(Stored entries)

================

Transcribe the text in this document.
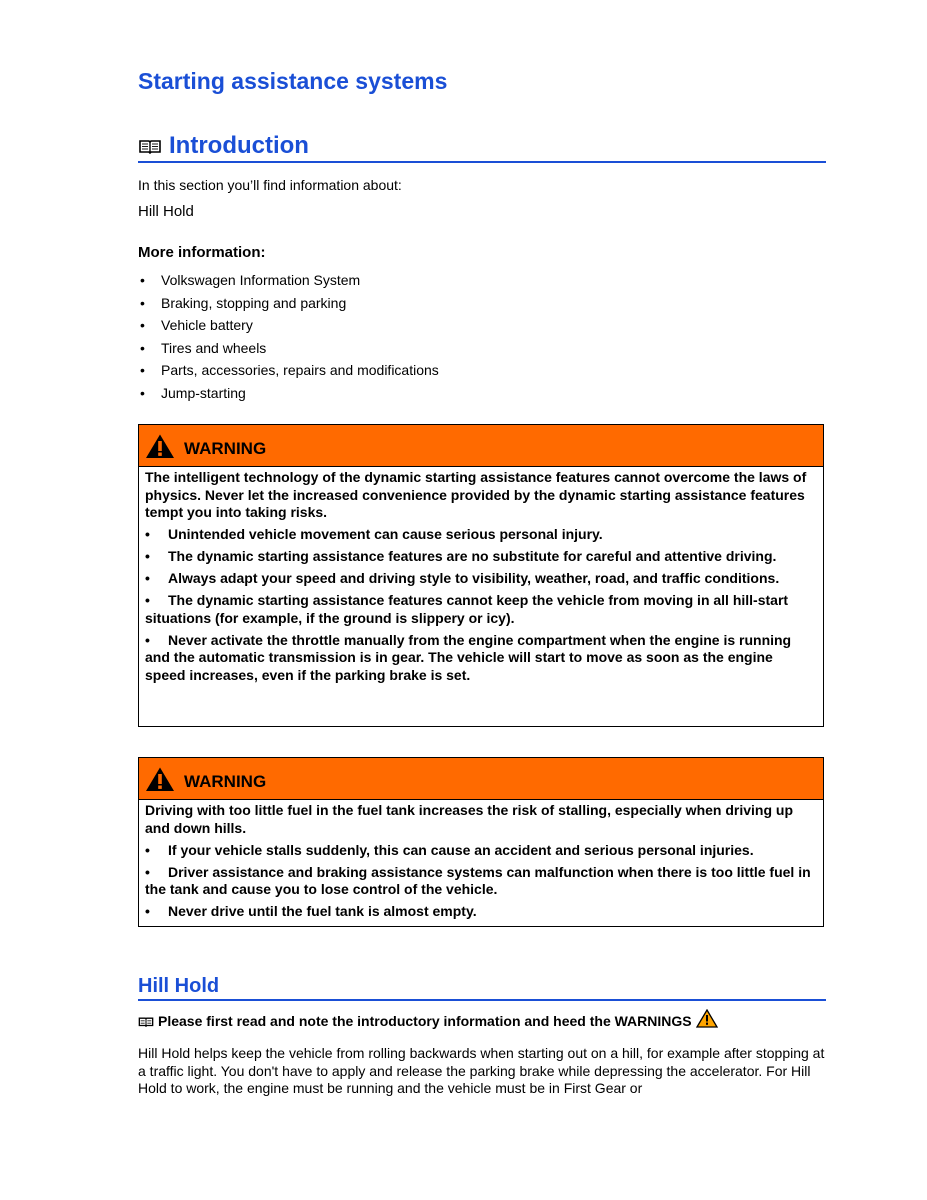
Starting assistance systems
Introduction
In this section you’ll find information about:
Hill Hold
More information:
• Volkswagen Information System
• Braking, stopping and parking
• Vehicle battery
• Tires and wheels
• Parts, accessories, repairs and modifications
• Jump-starting
WARNING

The intelligent technology of the dynamic starting assistance features cannot overcome the laws of physics. Never let the increased convenience provided by the dynamic starting assistance features tempt you into taking risks.

• Unintended vehicle movement can cause serious personal injury.

• The dynamic starting assistance features are no substitute for careful and attentive driving.

• Always adapt your speed and driving style to visibility, weather, road, and traffic conditions.

• The dynamic starting assistance features cannot keep the vehicle from moving in all hill-start situations (for example, if the ground is slippery or icy).

• Never activate the throttle manually from the engine compartment when the engine is running and the automatic transmission is in gear. The vehicle will start to move as soon as the engine speed increases, even if the parking brake is set.

WARNING

Driving with too little fuel in the fuel tank increases the risk of stalling, especially when driving up and down hills.

• If your vehicle stalls suddenly, this can cause an accident and serious personal injuries.

• Driver assistance and braking assistance systems can malfunction when there is too little fuel in the tank and cause you to lose control of the vehicle.

• Never drive until the fuel tank is almost empty.

Hill Hold
Please first read and note the introductory information and heed the WARNINGS
Hill Hold helps keep the vehicle from rolling backwards when starting out on a hill, for example after stopping at a traffic light. You don't have to apply and release the parking brake while depressing the accelerator. For Hill Hold to work, the engine must be running and the vehicle must be in First Gear or
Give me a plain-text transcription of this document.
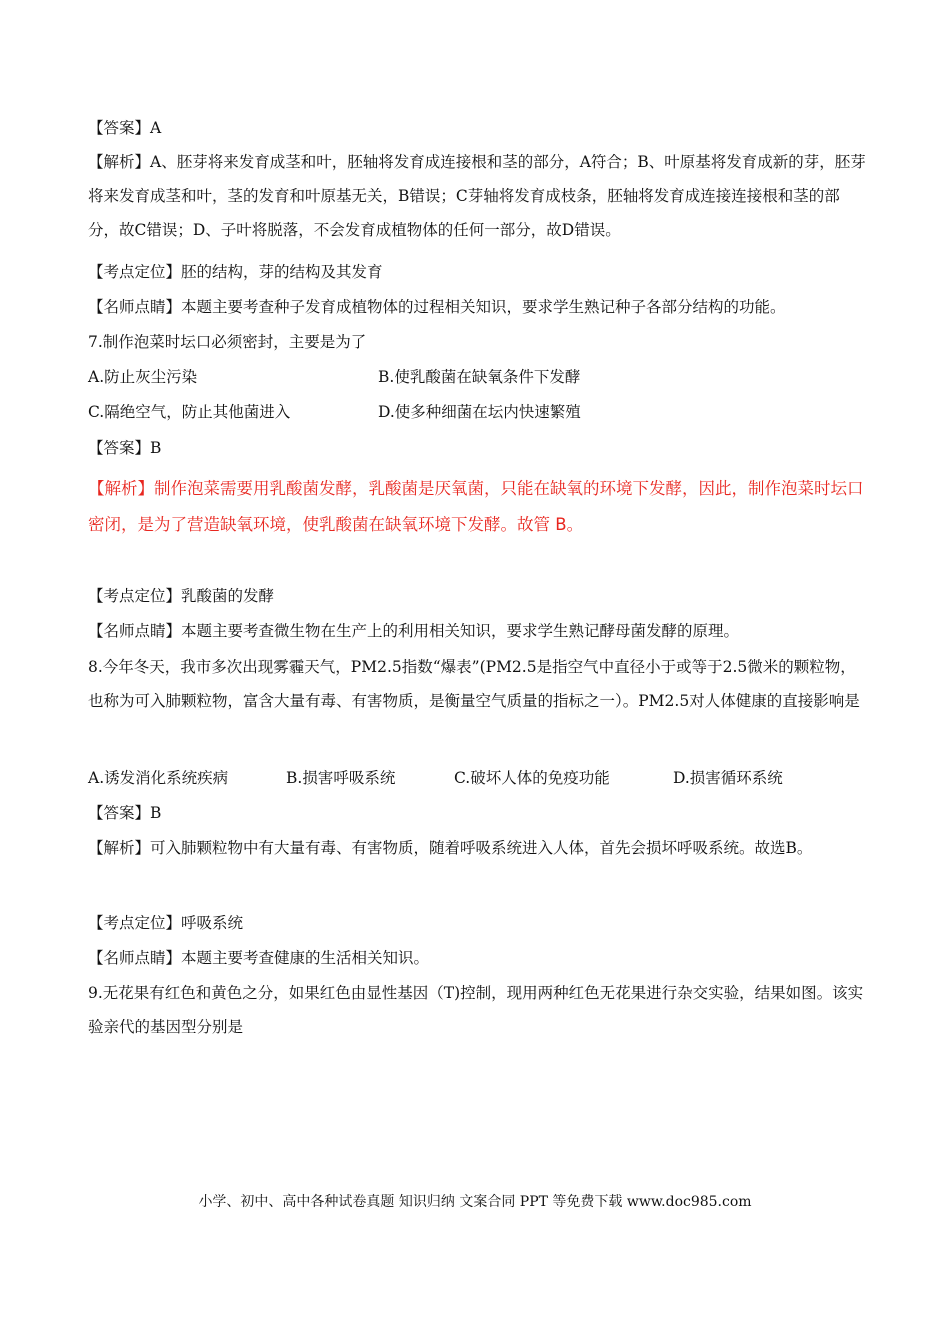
【答案】A
【解析】A、胚芽将来发育成茎和叶，胚轴将发育成连接根和茎的部分，A符合；B、叶原基将发育成新的芽，胚芽将来发育成茎和叶，茎的发育和叶原基无关，B错误；C芽轴将发育成枝条，胚轴将发育成连接连接根和茎的部分，故C错误；D、子叶将脱落，不会发育成植物体的任何一部分，故D错误。
【考点定位】胚的结构，芽的结构及其发育
【名师点睛】本题主要考查种子发育成植物体的过程相关知识，要求学生熟记种子各部分结构的功能。
7.制作泡菜时坛口必须密封，主要是为了
A.防止灰尘污染	B.使乳酸菌在缺氧条件下发酵
C.隔绝空气，防止其他菌进入	D.使多种细菌在坛内快速繁殖
【答案】B
【解析】制作泡菜需要用乳酸菌发酵，乳酸菌是厌氧菌，只能在缺氧的环境下发酵，因此，制作泡菜时坛口密闭，是为了营造缺氧环境，使乳酸菌在缺氧环境下发酵。故管 B。
【考点定位】乳酸菌的发酵
【名师点睛】本题主要考查微生物在生产上的利用相关知识，要求学生熟记酵母菌发酵的原理。
8.今年冬天，我市多次出现雾霾天气，PM2.5指数“爆表”(PM2.5是指空气中直径小于或等于2.5微米的颗粒物，也称为可入肺颗粒物，富含大量有毒、有害物质，是衡量空气质量的指标之一）。PM2.5对人体健康的直接影响是
A.诱发消化系统疾病	B.损害呼吸系统	C.破坏人体的免疫功能	D.损害循环系统
【答案】B
【解析】可入肺颗粒物中有大量有毒、有害物质，随着呼吸系统进入人体，首先会损坏呼吸系统。故选B。
【考点定位】呼吸系统
【名师点睛】本题主要考查健康的生活相关知识。
9.无花果有红色和黄色之分，如果红色由显性基因（T)控制，现用两种红色无花果进行杂交实验，结果如图。该实验亲代的基因型分别是
小学、初中、高中各种试卷真题 知识归纳 文案合同 PPT 等免费下载 www.doc985.com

================

> Problem details
Using the listing above, gather each line that holds the string "little" and copy it.

> Answer to the exercise
Driving with too little fuel in the fuel tank increases the risk of stalling, especially when driving up and down hills.
• Driver assistance and braking assistance systems can malfunction when there is too little fuel in the tank and cause you to lose control of the vehicle.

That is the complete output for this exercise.